Locate each line holding the string "screenshot" and copy it.

====

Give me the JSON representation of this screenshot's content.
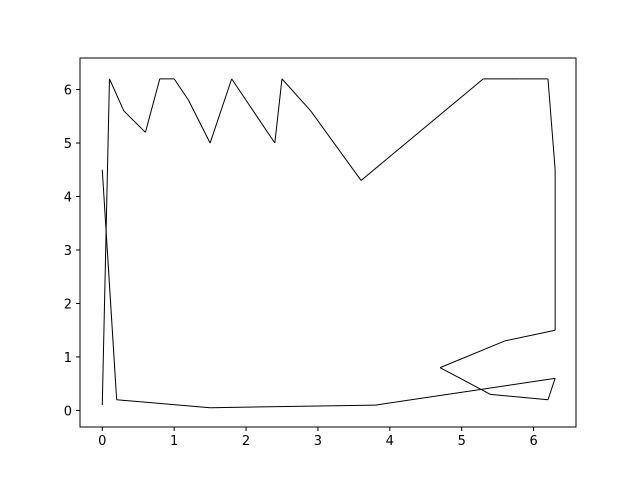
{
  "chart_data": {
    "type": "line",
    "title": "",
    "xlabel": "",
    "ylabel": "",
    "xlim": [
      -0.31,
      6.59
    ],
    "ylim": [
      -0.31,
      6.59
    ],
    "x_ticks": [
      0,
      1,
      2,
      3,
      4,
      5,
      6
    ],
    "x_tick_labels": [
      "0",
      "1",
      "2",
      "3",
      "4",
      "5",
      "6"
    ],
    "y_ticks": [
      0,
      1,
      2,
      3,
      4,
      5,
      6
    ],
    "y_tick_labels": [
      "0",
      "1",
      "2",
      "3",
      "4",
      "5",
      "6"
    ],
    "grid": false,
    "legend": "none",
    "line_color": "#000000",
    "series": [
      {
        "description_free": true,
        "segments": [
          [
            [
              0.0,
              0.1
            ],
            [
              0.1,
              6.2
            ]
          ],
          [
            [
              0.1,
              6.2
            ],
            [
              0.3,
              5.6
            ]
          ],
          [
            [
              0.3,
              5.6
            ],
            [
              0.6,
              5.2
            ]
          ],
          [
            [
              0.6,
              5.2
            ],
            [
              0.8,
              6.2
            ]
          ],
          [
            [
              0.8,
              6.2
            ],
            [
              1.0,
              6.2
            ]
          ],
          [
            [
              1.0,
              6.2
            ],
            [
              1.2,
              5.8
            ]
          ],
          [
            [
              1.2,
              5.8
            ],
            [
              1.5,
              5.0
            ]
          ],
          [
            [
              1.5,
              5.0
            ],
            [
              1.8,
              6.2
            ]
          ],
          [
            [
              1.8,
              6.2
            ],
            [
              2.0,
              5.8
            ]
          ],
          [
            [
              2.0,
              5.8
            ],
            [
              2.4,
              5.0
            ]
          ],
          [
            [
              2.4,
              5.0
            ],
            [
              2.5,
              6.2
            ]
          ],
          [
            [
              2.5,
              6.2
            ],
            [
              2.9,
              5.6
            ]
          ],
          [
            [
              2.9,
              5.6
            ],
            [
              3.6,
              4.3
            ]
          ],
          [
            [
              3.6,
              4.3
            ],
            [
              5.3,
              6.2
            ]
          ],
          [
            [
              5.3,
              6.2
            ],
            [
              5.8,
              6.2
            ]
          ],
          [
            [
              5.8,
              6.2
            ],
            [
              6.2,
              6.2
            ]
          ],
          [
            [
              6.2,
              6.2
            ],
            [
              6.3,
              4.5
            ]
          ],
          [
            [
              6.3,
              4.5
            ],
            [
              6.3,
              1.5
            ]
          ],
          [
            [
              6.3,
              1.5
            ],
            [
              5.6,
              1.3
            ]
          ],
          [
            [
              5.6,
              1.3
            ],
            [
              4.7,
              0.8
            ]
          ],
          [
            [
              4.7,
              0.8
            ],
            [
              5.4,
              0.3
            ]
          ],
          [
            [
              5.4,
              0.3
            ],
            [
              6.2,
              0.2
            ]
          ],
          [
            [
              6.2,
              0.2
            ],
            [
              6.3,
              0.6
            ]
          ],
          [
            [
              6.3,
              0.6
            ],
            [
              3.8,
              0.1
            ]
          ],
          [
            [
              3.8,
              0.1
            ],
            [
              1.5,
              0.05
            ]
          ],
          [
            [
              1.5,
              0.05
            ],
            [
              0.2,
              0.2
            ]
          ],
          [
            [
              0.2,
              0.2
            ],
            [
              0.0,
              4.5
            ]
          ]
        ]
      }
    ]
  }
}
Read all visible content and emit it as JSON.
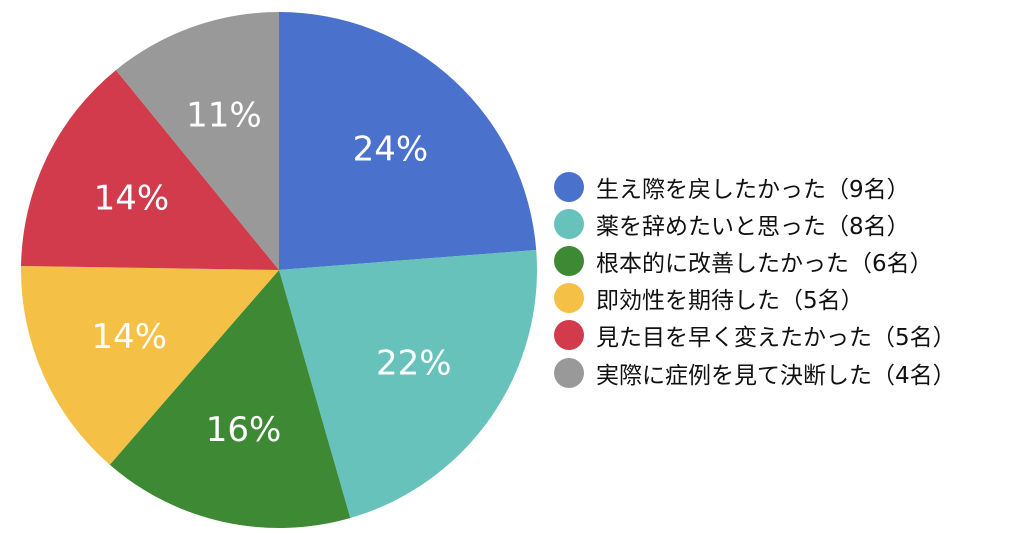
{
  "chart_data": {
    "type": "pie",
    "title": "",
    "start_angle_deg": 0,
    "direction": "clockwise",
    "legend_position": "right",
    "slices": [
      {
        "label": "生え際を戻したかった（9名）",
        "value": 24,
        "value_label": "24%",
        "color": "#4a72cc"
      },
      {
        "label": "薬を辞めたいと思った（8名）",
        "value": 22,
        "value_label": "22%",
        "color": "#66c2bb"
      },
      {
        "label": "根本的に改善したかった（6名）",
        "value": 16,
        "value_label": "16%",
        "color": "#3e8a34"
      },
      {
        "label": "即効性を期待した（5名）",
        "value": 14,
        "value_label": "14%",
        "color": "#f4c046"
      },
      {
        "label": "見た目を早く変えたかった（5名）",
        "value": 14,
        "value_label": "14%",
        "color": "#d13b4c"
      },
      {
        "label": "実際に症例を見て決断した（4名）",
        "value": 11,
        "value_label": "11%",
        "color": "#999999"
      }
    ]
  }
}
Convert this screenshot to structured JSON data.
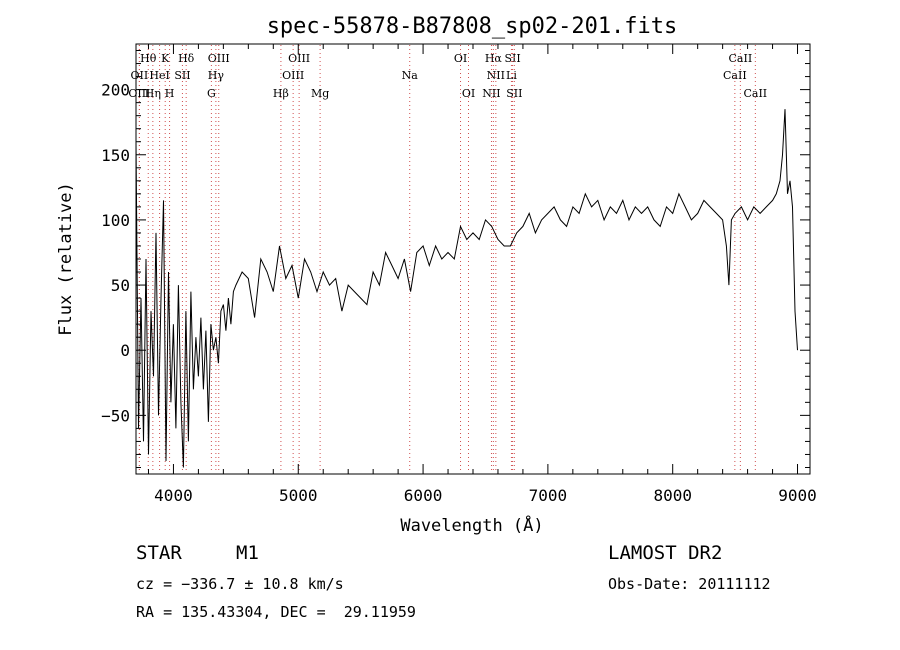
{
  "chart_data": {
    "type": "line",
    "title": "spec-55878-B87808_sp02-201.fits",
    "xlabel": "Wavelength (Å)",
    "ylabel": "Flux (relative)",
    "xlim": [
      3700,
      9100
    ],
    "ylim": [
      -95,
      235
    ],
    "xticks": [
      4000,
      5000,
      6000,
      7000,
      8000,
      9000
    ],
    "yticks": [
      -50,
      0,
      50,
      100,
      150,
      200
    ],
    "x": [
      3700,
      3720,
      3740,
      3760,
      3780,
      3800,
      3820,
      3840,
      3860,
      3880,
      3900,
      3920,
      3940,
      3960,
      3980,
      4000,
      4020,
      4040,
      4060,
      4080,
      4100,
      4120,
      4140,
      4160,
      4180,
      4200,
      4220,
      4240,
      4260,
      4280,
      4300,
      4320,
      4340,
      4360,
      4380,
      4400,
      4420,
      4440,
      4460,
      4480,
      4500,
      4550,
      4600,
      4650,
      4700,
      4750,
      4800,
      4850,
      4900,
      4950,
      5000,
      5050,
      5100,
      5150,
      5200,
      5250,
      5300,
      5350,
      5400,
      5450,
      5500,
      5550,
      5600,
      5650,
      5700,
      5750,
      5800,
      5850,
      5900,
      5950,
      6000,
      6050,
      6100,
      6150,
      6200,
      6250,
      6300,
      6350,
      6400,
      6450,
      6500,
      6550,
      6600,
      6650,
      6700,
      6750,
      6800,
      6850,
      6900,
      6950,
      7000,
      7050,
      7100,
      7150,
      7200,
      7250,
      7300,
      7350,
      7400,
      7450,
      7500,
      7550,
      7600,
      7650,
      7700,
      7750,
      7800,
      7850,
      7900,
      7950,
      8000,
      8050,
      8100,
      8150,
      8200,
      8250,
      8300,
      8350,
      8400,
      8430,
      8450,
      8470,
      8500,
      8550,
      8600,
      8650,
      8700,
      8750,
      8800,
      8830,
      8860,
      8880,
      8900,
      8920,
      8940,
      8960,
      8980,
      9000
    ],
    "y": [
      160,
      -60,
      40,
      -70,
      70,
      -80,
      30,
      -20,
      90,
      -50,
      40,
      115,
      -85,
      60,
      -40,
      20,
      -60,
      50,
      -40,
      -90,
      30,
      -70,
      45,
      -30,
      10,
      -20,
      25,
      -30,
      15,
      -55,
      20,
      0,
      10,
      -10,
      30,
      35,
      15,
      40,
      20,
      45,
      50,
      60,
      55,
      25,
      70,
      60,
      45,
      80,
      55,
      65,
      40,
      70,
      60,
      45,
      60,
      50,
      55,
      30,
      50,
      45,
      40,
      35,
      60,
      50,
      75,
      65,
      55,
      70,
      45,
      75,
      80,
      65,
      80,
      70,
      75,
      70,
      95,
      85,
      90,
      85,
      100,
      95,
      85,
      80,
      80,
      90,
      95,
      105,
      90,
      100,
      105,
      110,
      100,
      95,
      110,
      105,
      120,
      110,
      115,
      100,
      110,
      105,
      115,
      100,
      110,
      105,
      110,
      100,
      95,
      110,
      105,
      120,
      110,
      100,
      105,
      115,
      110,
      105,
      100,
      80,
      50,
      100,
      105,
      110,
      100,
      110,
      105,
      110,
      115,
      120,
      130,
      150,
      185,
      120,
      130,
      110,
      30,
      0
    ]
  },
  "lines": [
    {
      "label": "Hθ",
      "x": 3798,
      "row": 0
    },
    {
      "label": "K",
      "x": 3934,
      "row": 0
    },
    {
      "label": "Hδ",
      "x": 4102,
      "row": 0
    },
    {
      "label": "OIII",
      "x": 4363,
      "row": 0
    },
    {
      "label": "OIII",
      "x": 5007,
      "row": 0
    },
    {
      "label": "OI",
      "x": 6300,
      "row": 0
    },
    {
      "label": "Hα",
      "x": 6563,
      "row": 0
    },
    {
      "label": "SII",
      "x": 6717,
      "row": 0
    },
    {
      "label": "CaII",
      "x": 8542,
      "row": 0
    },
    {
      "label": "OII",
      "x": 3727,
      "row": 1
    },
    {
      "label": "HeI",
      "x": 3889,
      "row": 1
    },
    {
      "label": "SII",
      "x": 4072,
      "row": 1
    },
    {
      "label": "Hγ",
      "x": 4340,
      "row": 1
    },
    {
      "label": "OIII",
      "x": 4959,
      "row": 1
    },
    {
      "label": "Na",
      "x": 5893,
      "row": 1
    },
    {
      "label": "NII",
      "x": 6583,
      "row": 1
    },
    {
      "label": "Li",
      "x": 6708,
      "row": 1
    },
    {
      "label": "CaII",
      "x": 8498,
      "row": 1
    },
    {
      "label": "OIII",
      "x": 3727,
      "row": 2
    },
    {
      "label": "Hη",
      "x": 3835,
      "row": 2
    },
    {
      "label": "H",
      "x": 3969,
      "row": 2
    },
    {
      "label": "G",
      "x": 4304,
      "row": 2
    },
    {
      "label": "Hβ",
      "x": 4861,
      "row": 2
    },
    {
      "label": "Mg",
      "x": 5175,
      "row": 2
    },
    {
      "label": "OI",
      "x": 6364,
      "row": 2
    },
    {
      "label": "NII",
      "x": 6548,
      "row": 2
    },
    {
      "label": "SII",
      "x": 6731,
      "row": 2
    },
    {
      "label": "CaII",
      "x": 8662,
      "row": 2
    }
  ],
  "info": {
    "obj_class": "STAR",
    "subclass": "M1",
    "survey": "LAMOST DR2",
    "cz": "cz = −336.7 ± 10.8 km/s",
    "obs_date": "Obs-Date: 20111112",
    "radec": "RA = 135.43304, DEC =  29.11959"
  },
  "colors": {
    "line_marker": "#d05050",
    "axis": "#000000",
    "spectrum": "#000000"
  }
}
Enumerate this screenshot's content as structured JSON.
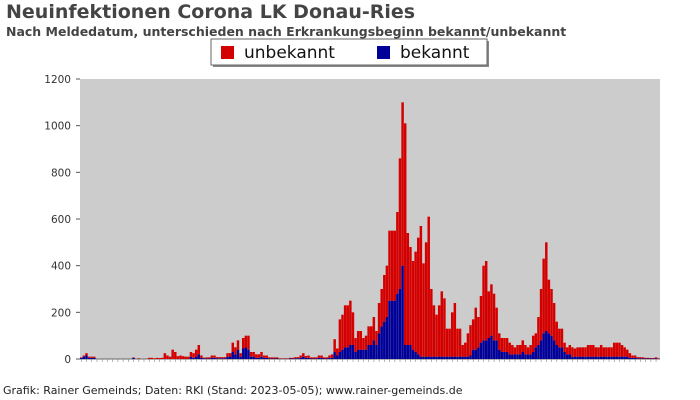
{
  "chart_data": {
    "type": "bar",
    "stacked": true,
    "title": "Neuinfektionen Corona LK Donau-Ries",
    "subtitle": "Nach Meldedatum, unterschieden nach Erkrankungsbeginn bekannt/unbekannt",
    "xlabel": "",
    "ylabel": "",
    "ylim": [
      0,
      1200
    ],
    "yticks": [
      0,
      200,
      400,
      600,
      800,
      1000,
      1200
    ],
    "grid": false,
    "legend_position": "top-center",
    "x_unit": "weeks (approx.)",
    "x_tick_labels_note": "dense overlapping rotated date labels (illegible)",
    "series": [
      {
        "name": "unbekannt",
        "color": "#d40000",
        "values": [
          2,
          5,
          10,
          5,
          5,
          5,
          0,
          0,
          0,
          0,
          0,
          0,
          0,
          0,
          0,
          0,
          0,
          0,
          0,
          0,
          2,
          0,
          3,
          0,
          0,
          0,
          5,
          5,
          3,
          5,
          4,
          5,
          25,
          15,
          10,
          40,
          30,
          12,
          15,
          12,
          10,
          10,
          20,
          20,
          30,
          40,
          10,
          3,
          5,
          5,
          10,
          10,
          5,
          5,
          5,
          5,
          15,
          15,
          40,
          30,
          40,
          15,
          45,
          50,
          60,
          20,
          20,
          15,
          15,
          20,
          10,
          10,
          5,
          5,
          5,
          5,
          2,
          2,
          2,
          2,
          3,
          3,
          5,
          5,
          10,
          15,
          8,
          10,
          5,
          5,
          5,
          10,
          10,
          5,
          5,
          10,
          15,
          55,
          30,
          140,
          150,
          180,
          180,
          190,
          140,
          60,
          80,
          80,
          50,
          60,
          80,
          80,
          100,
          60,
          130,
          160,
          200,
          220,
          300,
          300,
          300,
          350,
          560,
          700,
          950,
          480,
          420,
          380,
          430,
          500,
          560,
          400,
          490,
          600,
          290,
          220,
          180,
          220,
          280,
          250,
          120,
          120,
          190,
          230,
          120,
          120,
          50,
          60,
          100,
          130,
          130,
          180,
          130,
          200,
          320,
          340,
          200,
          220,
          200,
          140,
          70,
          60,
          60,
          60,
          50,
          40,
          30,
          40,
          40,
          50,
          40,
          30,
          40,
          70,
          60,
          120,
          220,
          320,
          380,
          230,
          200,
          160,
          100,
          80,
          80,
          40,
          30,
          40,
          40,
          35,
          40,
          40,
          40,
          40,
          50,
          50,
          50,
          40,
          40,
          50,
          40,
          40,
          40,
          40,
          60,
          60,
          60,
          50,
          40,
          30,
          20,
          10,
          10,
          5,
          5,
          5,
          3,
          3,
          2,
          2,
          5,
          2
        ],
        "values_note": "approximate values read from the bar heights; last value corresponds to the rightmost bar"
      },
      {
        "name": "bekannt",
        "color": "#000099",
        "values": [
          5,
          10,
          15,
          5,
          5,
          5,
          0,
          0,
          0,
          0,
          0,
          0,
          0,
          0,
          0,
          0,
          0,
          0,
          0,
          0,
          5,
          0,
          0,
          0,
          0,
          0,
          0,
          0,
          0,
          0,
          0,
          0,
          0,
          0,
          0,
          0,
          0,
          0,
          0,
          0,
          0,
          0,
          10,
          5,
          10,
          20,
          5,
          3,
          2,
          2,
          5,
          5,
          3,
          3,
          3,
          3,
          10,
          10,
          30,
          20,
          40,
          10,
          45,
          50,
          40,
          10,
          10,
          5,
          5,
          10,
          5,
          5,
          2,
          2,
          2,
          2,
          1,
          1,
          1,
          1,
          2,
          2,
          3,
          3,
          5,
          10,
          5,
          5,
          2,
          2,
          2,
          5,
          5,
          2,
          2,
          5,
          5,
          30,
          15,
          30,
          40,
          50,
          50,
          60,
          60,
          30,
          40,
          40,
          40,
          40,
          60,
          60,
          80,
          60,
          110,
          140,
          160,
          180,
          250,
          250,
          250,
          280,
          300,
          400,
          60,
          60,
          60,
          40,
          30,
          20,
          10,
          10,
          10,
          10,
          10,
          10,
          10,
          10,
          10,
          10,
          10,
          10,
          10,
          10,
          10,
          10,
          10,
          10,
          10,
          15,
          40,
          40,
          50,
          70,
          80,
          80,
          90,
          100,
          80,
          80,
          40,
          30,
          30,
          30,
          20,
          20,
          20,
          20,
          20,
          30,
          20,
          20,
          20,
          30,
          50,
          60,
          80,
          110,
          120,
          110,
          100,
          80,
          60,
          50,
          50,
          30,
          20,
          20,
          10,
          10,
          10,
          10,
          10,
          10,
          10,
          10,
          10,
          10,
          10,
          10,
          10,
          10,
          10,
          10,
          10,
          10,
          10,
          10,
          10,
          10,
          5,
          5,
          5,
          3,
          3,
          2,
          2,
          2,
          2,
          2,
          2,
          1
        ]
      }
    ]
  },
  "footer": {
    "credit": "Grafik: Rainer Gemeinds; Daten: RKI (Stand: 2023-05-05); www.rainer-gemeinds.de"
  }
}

====

» REPLY
Give me the JSON representation of this screenshot's content.
Convert this screenshot to structured JSON data.
Enumerate this screenshot's content as structured JSON.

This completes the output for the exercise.